(Extracted data entries)
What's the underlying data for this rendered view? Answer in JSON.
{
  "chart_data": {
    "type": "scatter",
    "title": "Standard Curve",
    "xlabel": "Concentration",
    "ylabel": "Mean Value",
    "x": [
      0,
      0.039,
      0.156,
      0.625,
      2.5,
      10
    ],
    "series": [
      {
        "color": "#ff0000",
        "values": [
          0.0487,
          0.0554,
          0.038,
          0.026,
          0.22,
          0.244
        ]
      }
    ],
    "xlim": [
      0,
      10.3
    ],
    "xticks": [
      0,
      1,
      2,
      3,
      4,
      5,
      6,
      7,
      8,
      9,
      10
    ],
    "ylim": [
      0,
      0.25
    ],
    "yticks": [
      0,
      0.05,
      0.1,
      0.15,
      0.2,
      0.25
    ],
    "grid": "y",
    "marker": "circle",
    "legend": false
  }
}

▶ What the task requires
All the entries above need to be reproduced exactly.

▶ Written solution
What's the underlying data for this rendered view? Answer in JSON.
{
  "chart_data": {
    "type": "scatter",
    "title": "Standard Curve",
    "xlabel": "Concentration",
    "ylabel": "Mean Value",
    "x": [
      0,
      0.039,
      0.156,
      0.625,
      2.5,
      10
    ],
    "series": [
      {
        "color": "#ff0000",
        "values": [
          0.0487,
          0.0554,
          0.038,
          0.026,
          0.22,
          0.244
        ]
      }
    ],
    "xlim": [
      0,
      10.3
    ],
    "xticks": [
      0,
      1,
      2,
      3,
      4,
      5,
      6,
      7,
      8,
      9,
      10
    ],
    "ylim": [
      0,
      0.25
    ],
    "yticks": [
      0,
      0.05,
      0.1,
      0.15,
      0.2,
      0.25
    ],
    "grid": "y",
    "marker": "circle",
    "legend": false
  }
}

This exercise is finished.